From the entries below, copy every line holding the word "minuatur".
----
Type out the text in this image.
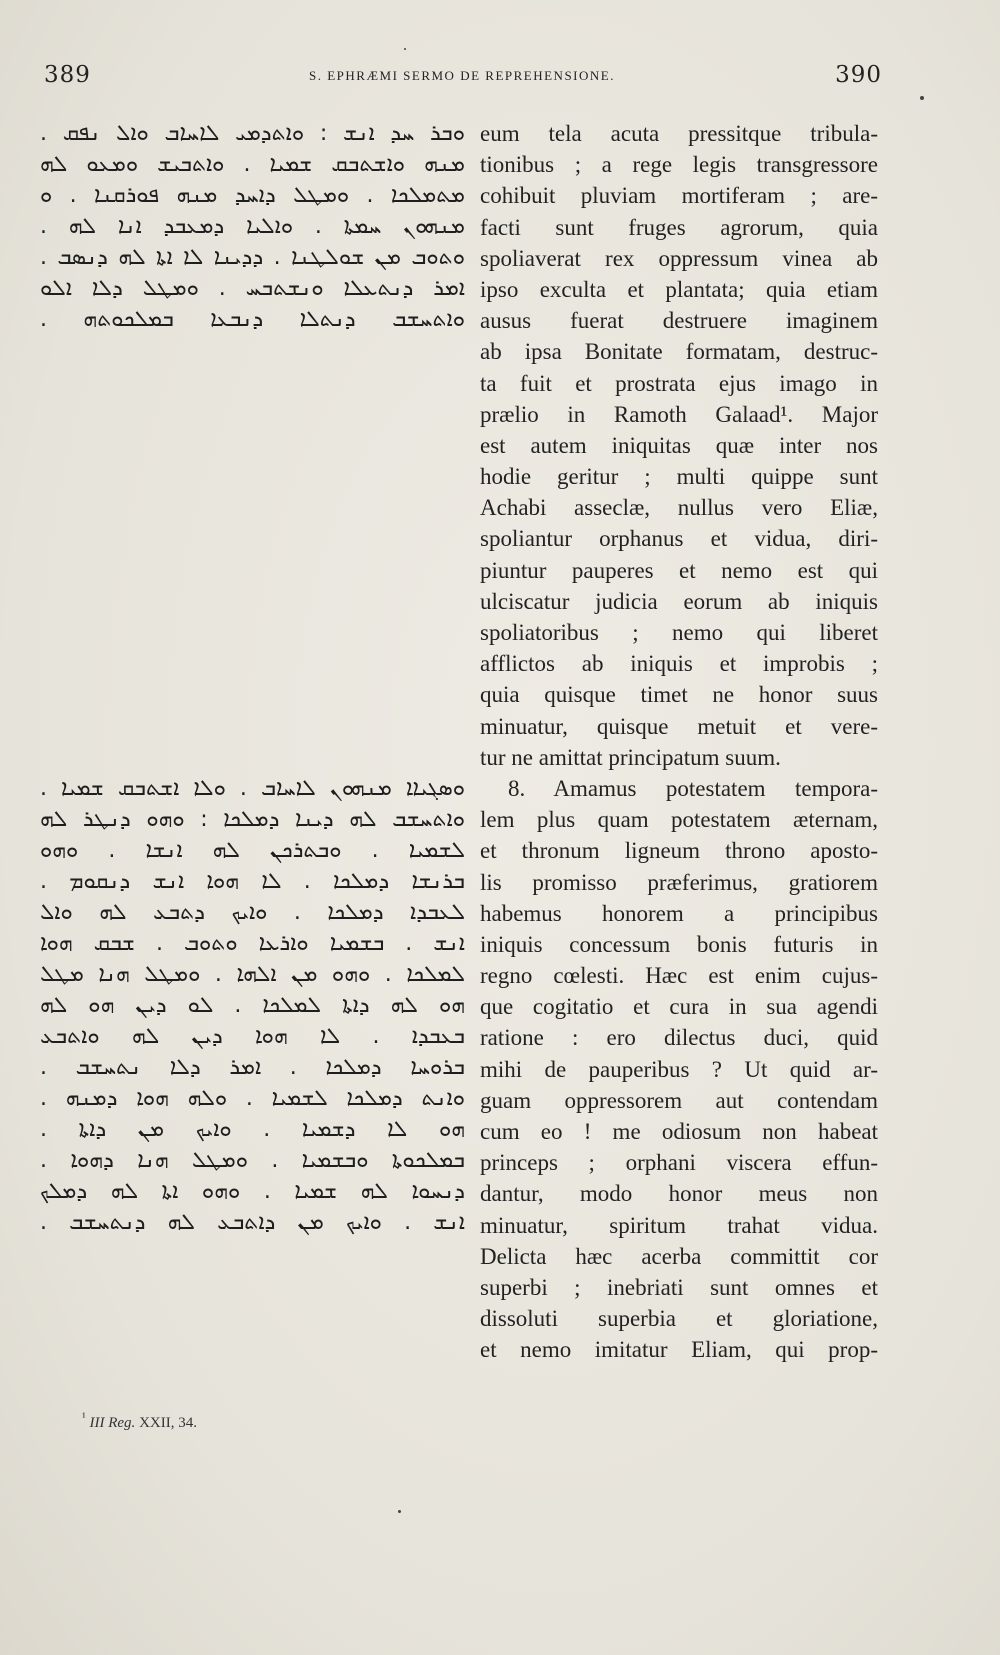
389	S. EPHRÆMI SERMO DE REPREHENSIONE.	390
ܘܒܪ ܚܕ ܐܢܫ : ܘܐܬܕܡܝ ܠܐܚܐܒ ܘܐܠ ܢܦܩ .
ܡܢܗ ܘܐܫܬܒܩ ܫܡܝܐ . ܘܐܬܒܝܫ ܘܡܥܘ ܠܗ
ܡܬܡܠܟܐ . ܘܡܛܠ ܕܐܚܕ ܡܢܗ ܦܘܪܩܢܐ . ܘ
ܡܢܗܘܢ ܚܡܬܐ . ܘܐܠܝܐ ܕܡܥܒܕ ܐܢܐ ܠܗ .
ܘܬܘܒ ܡܢ ܫܘܠܛܢܐ . ܕܕܝܢܐ ܠܐ ܐܬܐ ܠܗ ܕܢܣܒ .
ܐܡܪ ܕܢܬܥܠܐ ܘܢܫܬܒܚ . ܘܡܛܠ ܕܠܐ ܐܠܘ
ܘܐܬܚܫܒ ܕܢܬܠܐ ܕܢܒܥܐ ܒܡܠܟܘܬܗ .
ܘܣܓܝܐܐ ܡܢܗܘܢ ܠܐܚܐܒ . ܘܠܐ ܐܫܬܒܩ ܫܡܝܐ .
ܘܐܬܚܫܒ ܠܗ ܕܝܢܐ ܕܡܠܟܐ : ܘܗܘ ܕܢܛܪ ܠܗ
ܠܫܡܝܐ . ܘܒܬܪܟܢ ܠܗ ܐܢܫܐ . ܘܗܘ
ܒܪܢܫܐ ܕܡܠܟܐ . ܠܐ ܗܘܐ ܐܢܫ ܕܢܩܘܡ .
ܠܥܒܕܐ ܕܡܠܟܐ . ܘܐܝܟ ܕܬܒܥ ܠܗ ܘܐܠ
ܐܢܫ . ܒܫܡܝܐ ܘܐܪܥܐ ܘܬܘܒ . ܫܒܩ ܗܘܐ
ܠܡܠܟܐ . ܘܗܘ ܡܢ ܐܠܗܐ . ܘܡܛܠ ܗܢܐ ܡܛܠ
ܗܘ ܠܗ ܕܐܬܐ ܠܡܠܟܐ . ܠܘ ܕܝܢ ܗܘ ܠܗ
ܒܥܒܕܐ . ܠܐ ܗܘܐ ܕܝܢ ܠܗ ܘܐܬܒܥ
ܒܪܘܚܐ ܕܡܠܟܐ . ܐܡܪ ܕܠܐ ܢܬܚܫܒ .
ܘܐܢܬ ܕܡܠܟܐ ܠܫܡܝܐ . ܘܠܗ ܗܘܐ ܕܡܢܗ .
ܗܘ ܠܐ ܕܫܡܝܐ . ܘܐܝܟ ܡܢ ܕܐܬܐ .
ܒܡܠܟܘܬܐ ܘܒܫܡܝܐ . ܘܡܛܠ ܗܢܐ ܕܗܘܐ .
ܕܢܚܘܐ ܠܗ ܫܡܝܐ . ܘܗܘ ܐܬܐ ܠܗ ܕܡܠܟ
ܐܢܫ . ܘܐܝܟ ܡܢ ܕܐܬܒܥ ܠܗ ܕܢܬܚܫܒ .
eum tela acuta pressitque tribula-
tionibus ; a rege legis transgressore
cohibuit pluviam mortiferam ; are-
facti sunt fruges agrorum, quia
spoliaverat rex oppressum vinea ab
ipso exculta et plantata; quia etiam
ausus fuerat destruere imaginem
ab ipsa Bonitate formatam, destruc-
ta fuit et prostrata ejus imago in
prælio in Ramoth Galaad¹. Major
est autem iniquitas quæ inter nos
hodie geritur ; multi quippe sunt
Achabi asseclæ, nullus vero Eliæ,
spoliantur orphanus et vidua, diri-
piuntur pauperes et nemo est qui
ulciscatur judicia eorum ab iniquis
spoliatoribus ; nemo qui liberet
afflictos ab iniquis et improbis ;
quia quisque timet ne honor suus
minuatur, quisque metuit et vere-
tur ne amittat principatum suum.
8. Amamus potestatem tempora-
lem plus quam potestatem æternam,
et thronum ligneum throno aposto-
lis promisso præferimus, gratiorem
habemus honorem a principibus
iniquis concessum bonis futuris in
regno cœlesti. Hæc est enim cujus-
que cogitatio et cura in sua agendi
ratione : ero dilectus duci, quid
mihi de pauperibus ? Ut quid ar-
guam oppressorem aut contendam
cum eo ! me odiosum non habeat
princeps ; orphani viscera effun-
dantur, modo honor meus non
minuatur, spiritum trahat vidua.
Delicta hæc acerba committit cor
superbi ; inebriati sunt omnes et
dissoluti superbia et gloriatione,
et nemo imitatur Eliam, qui prop-
$^{^1}$ III Reg. XXII, 34.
----
TASK ANSWER:
minuatur, quisque metuit et vere-
minuatur, spiritum trahat vidua.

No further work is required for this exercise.